#### Instructions for the task:
Write the listing below out again exactly, dropping the images.
--- start Data shown ---
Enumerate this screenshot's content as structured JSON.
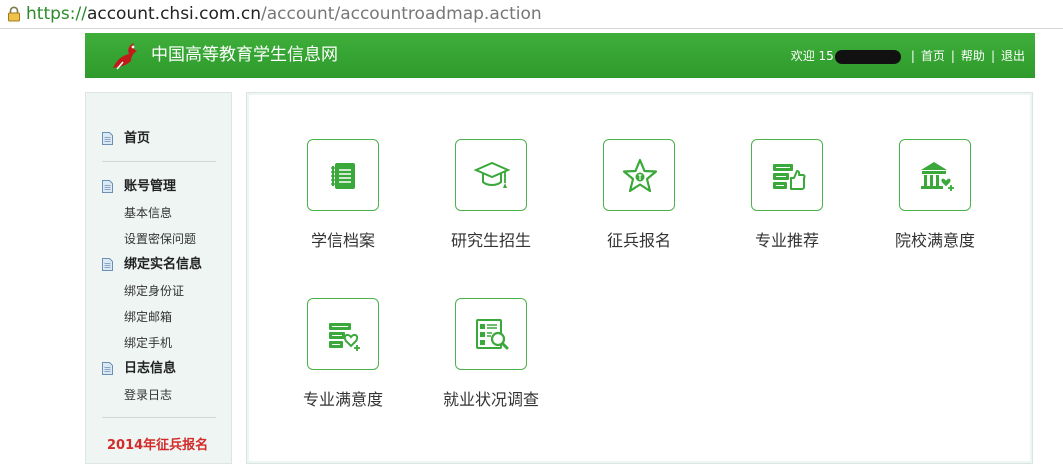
{
  "browser": {
    "url_scheme": "https://",
    "url_host": "account.chsi.com.cn",
    "url_path": "/account/accountroadmap.action"
  },
  "header": {
    "site_name": "中国高等教育学生信息网",
    "welcome": "欢迎 15",
    "nav": [
      "首页",
      "帮助",
      "退出"
    ],
    "separator": "|"
  },
  "sidebar": {
    "home": "首页",
    "groups": [
      {
        "title": "账号管理",
        "items": [
          "基本信息",
          "设置密保问题"
        ]
      },
      {
        "title": "绑定实名信息",
        "items": [
          "绑定身份证",
          "绑定邮箱",
          "绑定手机"
        ]
      },
      {
        "title": "日志信息",
        "items": [
          "登录日志"
        ]
      }
    ],
    "promo": "2014年征兵报名"
  },
  "tiles": [
    {
      "label": "学信档案",
      "icon": "file-archive-icon"
    },
    {
      "label": "研究生招生",
      "icon": "graduation-cap-icon"
    },
    {
      "label": "征兵报名",
      "icon": "army-star-icon"
    },
    {
      "label": "专业推荐",
      "icon": "thumbs-up-books-icon"
    },
    {
      "label": "院校满意度",
      "icon": "school-heart-icon"
    },
    {
      "label": "专业满意度",
      "icon": "books-heart-icon"
    },
    {
      "label": "就业状况调查",
      "icon": "survey-search-icon"
    }
  ],
  "colors": {
    "brand_green": "#34a532",
    "icon_green": "#4cb34a",
    "promo_red": "#d32a2a",
    "sidebar_bg": "#eef5f3"
  }
}
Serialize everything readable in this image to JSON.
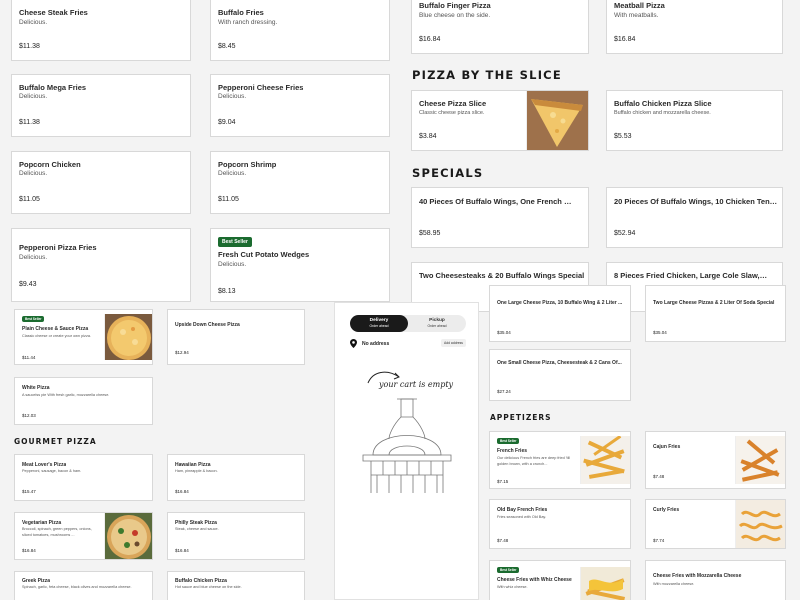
{
  "top_left_grid": [
    {
      "name": "Cheese Steak Fries",
      "desc": "Delicious.",
      "price": "$11.38"
    },
    {
      "name": "Buffalo Fries",
      "desc": "With ranch dressing.",
      "price": "$8.45"
    },
    {
      "name": "Buffalo Mega Fries",
      "desc": "Delicious.",
      "price": "$11.38"
    },
    {
      "name": "Pepperoni Cheese Fries",
      "desc": "Delicious.",
      "price": "$9.04"
    },
    {
      "name": "Popcorn Chicken",
      "desc": "Delicious.",
      "price": "$11.05"
    },
    {
      "name": "Popcorn Shrimp",
      "desc": "Delicious.",
      "price": "$11.05"
    },
    {
      "name": "Pepperoni Pizza Fries",
      "desc": "Delicious.",
      "price": "$9.43"
    },
    {
      "name": "Fresh Cut Potato Wedges",
      "desc": "Delicious.",
      "price": "$8.13",
      "badge": "Best Seller"
    }
  ],
  "top_right_top": [
    {
      "name": "Buffalo Finger Pizza",
      "desc": "Blue cheese on the side.",
      "price": "$16.84"
    },
    {
      "name": "Meatball Pizza",
      "desc": "With meatballs.",
      "price": "$16.84"
    }
  ],
  "sections": {
    "pizza_by_slice": "Pizza by the Slice",
    "specials": "Specials",
    "gourmet": "Gourmet Pizza",
    "appetizers": "Appetizers"
  },
  "slice_items": [
    {
      "name": "Cheese Pizza Slice",
      "desc": "Classic cheese pizza slice.",
      "price": "$3.84"
    },
    {
      "name": "Buffalo Chicken Pizza Slice",
      "desc": "Buffalo chicken and mozzarella cheese.",
      "price": "$5.53"
    }
  ],
  "specials": [
    {
      "name": "40 Pieces Of Buffalo Wings, One French Fries & 2...",
      "price": "$58.95"
    },
    {
      "name": "20 Pieces Of Buffalo Wings, 10 Chicken Tenders, O...",
      "price": "$52.94"
    },
    {
      "name": "Two Cheesesteaks & 20 Buffalo Wings Special"
    },
    {
      "name": "8 Pieces Fried Chicken, Large Cole Slaw, French..."
    }
  ],
  "bottom_left": [
    {
      "name": "Plain Cheese & Sauce Pizza",
      "desc": "Classic cheese or create your own pizza.",
      "price": "$11.44",
      "badge": "Best Seller"
    },
    {
      "name": "Upside Down Cheese Pizza",
      "desc": "",
      "price": "$12.94"
    },
    {
      "name": "White Pizza",
      "desc": "A saucelss pie With fresh garlic, mozzarella cheese.",
      "price": "$12.03"
    }
  ],
  "gourmet_items": [
    {
      "name": "Meat Lover's Pizza",
      "desc": "Pepperoni, sausage, bacon & ham.",
      "price": "$15.47"
    },
    {
      "name": "Hawaiian Pizza",
      "desc": "Ham, pineapple & bacon.",
      "price": "$16.84"
    },
    {
      "name": "Vegetarian Pizza",
      "desc": "Broccoli, spinach, green peppers, onions, sliced tomatoes, mushrooms ...",
      "price": "$16.84"
    },
    {
      "name": "Philly Steak Pizza",
      "desc": "Steak, cheese and sauce.",
      "price": "$16.84"
    },
    {
      "name": "Greek Pizza",
      "desc": "Spinach, garlic, feta cheese, black olives and mozzarella cheese.",
      "price": ""
    },
    {
      "name": "Buffalo Chicken Pizza",
      "desc": "Hot sauce and blue cheese on the side.",
      "price": ""
    }
  ],
  "cart": {
    "delivery": "Delivery",
    "delivery_sub": "Order ahead",
    "pickup": "Pickup",
    "pickup_sub": "Order ahead",
    "address": "No address",
    "add_address": "Add address",
    "empty": "your cart is empty"
  },
  "bottom_right_specials": [
    {
      "name": "One Large Cheese Pizza, 10 Buffalo Wing & 2 Liter ...",
      "price": "$35.04"
    },
    {
      "name": "Two Large Cheese Pizzas & 2 Liter Of Soda Special",
      "price": "$35.04"
    },
    {
      "name": "One Small Cheese Pizza, Cheesesteak & 2 Cans Of...",
      "price": "$27.24"
    }
  ],
  "appetizers": [
    {
      "name": "French Fries",
      "desc": "Our delicious French fries are deep fried 'till golden brown, with a crunch...",
      "price": "$7.15",
      "badge": "Best Seller"
    },
    {
      "name": "Cajun Fries",
      "desc": "",
      "price": "$7.48"
    },
    {
      "name": "Old Bay French Fries",
      "desc": "Fries seasoned with Old Bay.",
      "price": "$7.48"
    },
    {
      "name": "Curly Fries",
      "desc": "",
      "price": "$7.74"
    },
    {
      "name": "Cheese Fries with Whiz Cheese",
      "desc": "With whiz cheese.",
      "price": "",
      "badge": "Best Seller"
    },
    {
      "name": "Cheese Fries with Mozzarella Cheese",
      "desc": "With mozzarella cheese.",
      "price": ""
    }
  ],
  "colors": {
    "accent_badge": "#1b6b2f",
    "toggle_active": "#1a1a1a",
    "fries": "#e8a93a"
  }
}
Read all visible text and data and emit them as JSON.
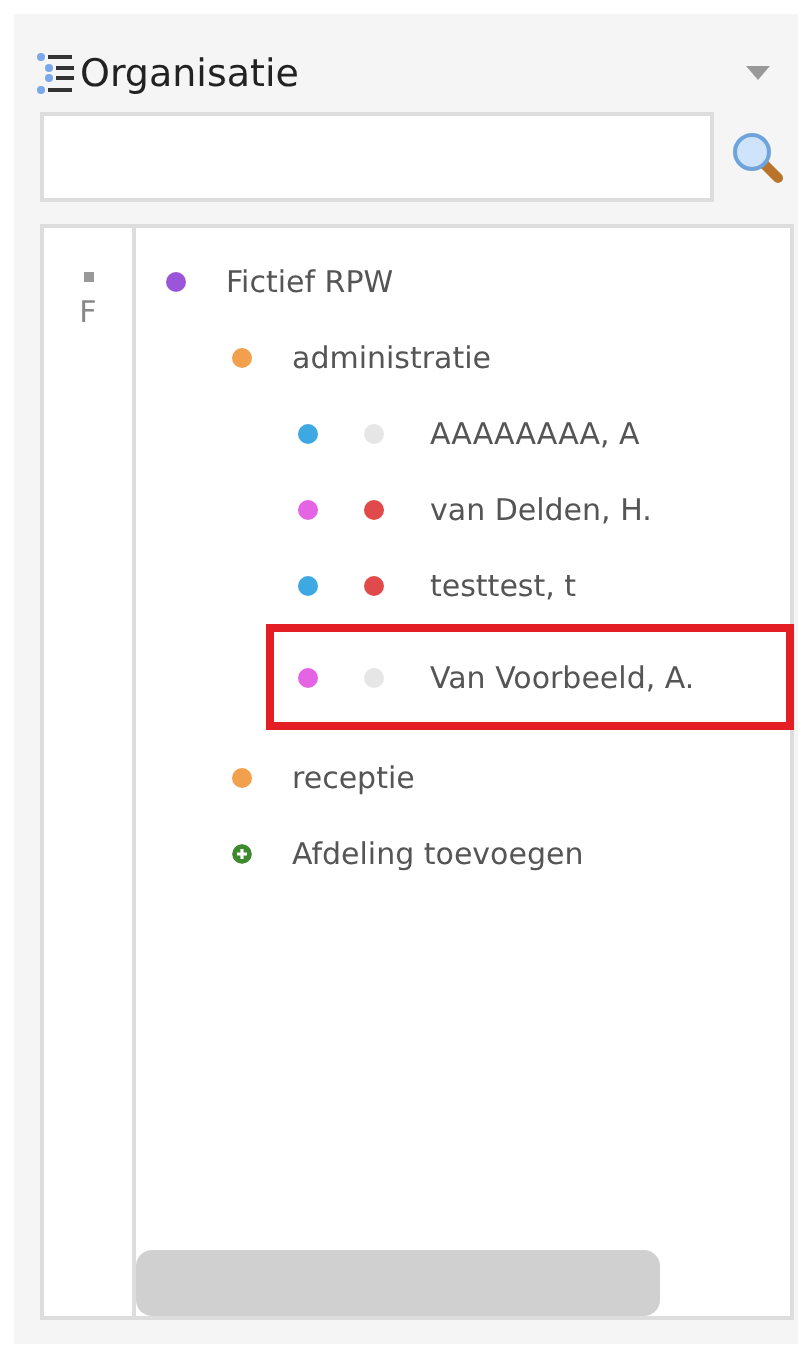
{
  "panel": {
    "title": "Organisatie"
  },
  "gutter": {
    "label": "F"
  },
  "tree": [
    {
      "label": "Fictief RPW",
      "kind": "node",
      "color": "#9b55d8",
      "highlighted": false,
      "children": [
        {
          "label": "administratie",
          "kind": "node",
          "color": "#f2a04e",
          "highlighted": false,
          "children": [
            {
              "label": "AAAAAAAA, A",
              "kind": "person",
              "color": "#3ea8e2",
              "status": {
                "color": "#e6e6e6"
              },
              "highlighted": false
            },
            {
              "label": "van Delden, H.",
              "kind": "person",
              "color": "#e464e4",
              "status": {
                "color": "#e04a4a"
              },
              "highlighted": false
            },
            {
              "label": "testtest, t",
              "kind": "person",
              "color": "#3ea8e2",
              "status": {
                "color": "#e04a4a"
              },
              "highlighted": false
            },
            {
              "label": "Van Voorbeeld, A.",
              "kind": "person",
              "color": "#e464e4",
              "status": {
                "color": "#e6e6e6"
              },
              "highlighted": true
            }
          ]
        },
        {
          "label": "receptie",
          "kind": "node",
          "color": "#f2a04e",
          "highlighted": false
        },
        {
          "label": "Afdeling toevoegen",
          "kind": "add",
          "color": "#3d8b2e",
          "highlighted": false
        }
      ]
    }
  ]
}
--- end Data shown ---
#### Exercise response:
Enumerate this screenshot's content as structured JSON.
{
  "browser": {
    "url_scheme": "https://",
    "url_host": "account.chsi.com.cn",
    "url_path": "/account/accountroadmap.action"
  },
  "header": {
    "site_name": "中国高等教育学生信息网",
    "welcome": "欢迎 15",
    "nav": [
      "首页",
      "帮助",
      "退出"
    ],
    "separator": "|"
  },
  "sidebar": {
    "home": "首页",
    "groups": [
      {
        "title": "账号管理",
        "items": [
          "基本信息",
          "设置密保问题"
        ]
      },
      {
        "title": "绑定实名信息",
        "items": [
          "绑定身份证",
          "绑定邮箱",
          "绑定手机"
        ]
      },
      {
        "title": "日志信息",
        "items": [
          "登录日志"
        ]
      }
    ],
    "promo": "2014年征兵报名"
  },
  "tiles": [
    {
      "label": "学信档案",
      "icon": "file-archive-icon"
    },
    {
      "label": "研究生招生",
      "icon": "graduation-cap-icon"
    },
    {
      "label": "征兵报名",
      "icon": "army-star-icon"
    },
    {
      "label": "专业推荐",
      "icon": "thumbs-up-books-icon"
    },
    {
      "label": "院校满意度",
      "icon": "school-heart-icon"
    },
    {
      "label": "专业满意度",
      "icon": "books-heart-icon"
    },
    {
      "label": "就业状况调查",
      "icon": "survey-search-icon"
    }
  ],
  "colors": {
    "brand_green": "#34a532",
    "icon_green": "#4cb34a",
    "promo_red": "#d32a2a",
    "sidebar_bg": "#eef5f3"
  }
}
Serialize everything readable in this image to JSON.
{
  "top_left_grid": [
    {
      "name": "Cheese Steak Fries",
      "desc": "Delicious.",
      "price": "$11.38"
    },
    {
      "name": "Buffalo Fries",
      "desc": "With ranch dressing.",
      "price": "$8.45"
    },
    {
      "name": "Buffalo Mega Fries",
      "desc": "Delicious.",
      "price": "$11.38"
    },
    {
      "name": "Pepperoni Cheese Fries",
      "desc": "Delicious.",
      "price": "$9.04"
    },
    {
      "name": "Popcorn Chicken",
      "desc": "Delicious.",
      "price": "$11.05"
    },
    {
      "name": "Popcorn Shrimp",
      "desc": "Delicious.",
      "price": "$11.05"
    },
    {
      "name": "Pepperoni Pizza Fries",
      "desc": "Delicious.",
      "price": "$9.43"
    },
    {
      "name": "Fresh Cut Potato Wedges",
      "desc": "Delicious.",
      "price": "$8.13",
      "badge": "Best Seller"
    }
  ],
  "top_right_top": [
    {
      "name": "Buffalo Finger Pizza",
      "desc": "Blue cheese on the side.",
      "price": "$16.84"
    },
    {
      "name": "Meatball Pizza",
      "desc": "With meatballs.",
      "price": "$16.84"
    }
  ],
  "sections": {
    "pizza_by_slice": "Pizza by the Slice",
    "specials": "Specials",
    "gourmet": "Gourmet Pizza",
    "appetizers": "Appetizers"
  },
  "slice_items": [
    {
      "name": "Cheese Pizza Slice",
      "desc": "Classic cheese pizza slice.",
      "price": "$3.84"
    },
    {
      "name": "Buffalo Chicken Pizza Slice",
      "desc": "Buffalo chicken and mozzarella cheese.",
      "price": "$5.53"
    }
  ],
  "specials": [
    {
      "name": "40 Pieces Of Buffalo Wings, One French Fries & 2...",
      "price": "$58.95"
    },
    {
      "name": "20 Pieces Of Buffalo Wings, 10 Chicken Tenders, O...",
      "price": "$52.94"
    },
    {
      "name": "Two Cheesesteaks & 20 Buffalo Wings Special"
    },
    {
      "name": "8 Pieces Fried Chicken, Large Cole Slaw, French..."
    }
  ],
  "bottom_left": [
    {
      "name": "Plain Cheese & Sauce Pizza",
      "desc": "Classic cheese or create your own pizza.",
      "price": "$11.44",
      "badge": "Best Seller"
    },
    {
      "name": "Upside Down Cheese Pizza",
      "desc": "",
      "price": "$12.94"
    },
    {
      "name": "White Pizza",
      "desc": "A saucelss pie With fresh garlic, mozzarella cheese.",
      "price": "$12.03"
    }
  ],
  "gourmet_items": [
    {
      "name": "Meat Lover's Pizza",
      "desc": "Pepperoni, sausage, bacon & ham.",
      "price": "$15.47"
    },
    {
      "name": "Hawaiian Pizza",
      "desc": "Ham, pineapple & bacon.",
      "price": "$16.84"
    },
    {
      "name": "Vegetarian Pizza",
      "desc": "Broccoli, spinach, green peppers, onions, sliced tomatoes, mushrooms ...",
      "price": "$16.84"
    },
    {
      "name": "Philly Steak Pizza",
      "desc": "Steak, cheese and sauce.",
      "price": "$16.84"
    },
    {
      "name": "Greek Pizza",
      "desc": "Spinach, garlic, feta cheese, black olives and mozzarella cheese.",
      "price": ""
    },
    {
      "name": "Buffalo Chicken Pizza",
      "desc": "Hot sauce and blue cheese on the side.",
      "price": ""
    }
  ],
  "cart": {
    "delivery": "Delivery",
    "delivery_sub": "Order ahead",
    "pickup": "Pickup",
    "pickup_sub": "Order ahead",
    "address": "No address",
    "add_address": "Add address",
    "empty": "your cart is empty"
  },
  "bottom_right_specials": [
    {
      "name": "One Large Cheese Pizza, 10 Buffalo Wing & 2 Liter ...",
      "price": "$35.04"
    },
    {
      "name": "Two Large Cheese Pizzas & 2 Liter Of Soda Special",
      "price": "$35.04"
    },
    {
      "name": "One Small Cheese Pizza, Cheesesteak & 2 Cans Of...",
      "price": "$27.24"
    }
  ],
  "appetizers": [
    {
      "name": "French Fries",
      "desc": "Our delicious French fries are deep fried 'till golden brown, with a crunch...",
      "price": "$7.15",
      "badge": "Best Seller"
    },
    {
      "name": "Cajun Fries",
      "desc": "",
      "price": "$7.48"
    },
    {
      "name": "Old Bay French Fries",
      "desc": "Fries seasoned with Old Bay.",
      "price": "$7.48"
    },
    {
      "name": "Curly Fries",
      "desc": "",
      "price": "$7.74"
    },
    {
      "name": "Cheese Fries with Whiz Cheese",
      "desc": "With whiz cheese.",
      "price": "",
      "badge": "Best Seller"
    },
    {
      "name": "Cheese Fries with Mozzarella Cheese",
      "desc": "With mozzarella cheese.",
      "price": ""
    }
  ],
  "colors": {
    "accent_badge": "#1b6b2f",
    "toggle_active": "#1a1a1a",
    "fries": "#e8a93a"
  }
}
Read all visible text and data and emit them as JSON.
{
  "panel": {
    "title": "Organisatie"
  },
  "gutter": {
    "label": "F"
  },
  "tree": [
    {
      "label": "Fictief RPW",
      "kind": "node",
      "color": "#9b55d8",
      "highlighted": false,
      "children": [
        {
          "label": "administratie",
          "kind": "node",
          "color": "#f2a04e",
          "highlighted": false,
          "children": [
            {
              "label": "AAAAAAAA, A",
              "kind": "person",
              "color": "#3ea8e2",
              "status": {
                "color": "#e6e6e6"
              },
              "highlighted": false
            },
            {
              "label": "van Delden, H.",
              "kind": "person",
              "color": "#e464e4",
              "status": {
                "color": "#e04a4a"
              },
              "highlighted": false
            },
            {
              "label": "testtest, t",
              "kind": "person",
              "color": "#3ea8e2",
              "status": {
                "color": "#e04a4a"
              },
              "highlighted": false
            },
            {
              "label": "Van Voorbeeld, A.",
              "kind": "person",
              "color": "#e464e4",
              "status": {
                "color": "#e6e6e6"
              },
              "highlighted": true
            }
          ]
        },
        {
          "label": "receptie",
          "kind": "node",
          "color": "#f2a04e",
          "highlighted": false
        },
        {
          "label": "Afdeling toevoegen",
          "kind": "add",
          "color": "#3d8b2e",
          "highlighted": false
        }
      ]
    }
  ]
}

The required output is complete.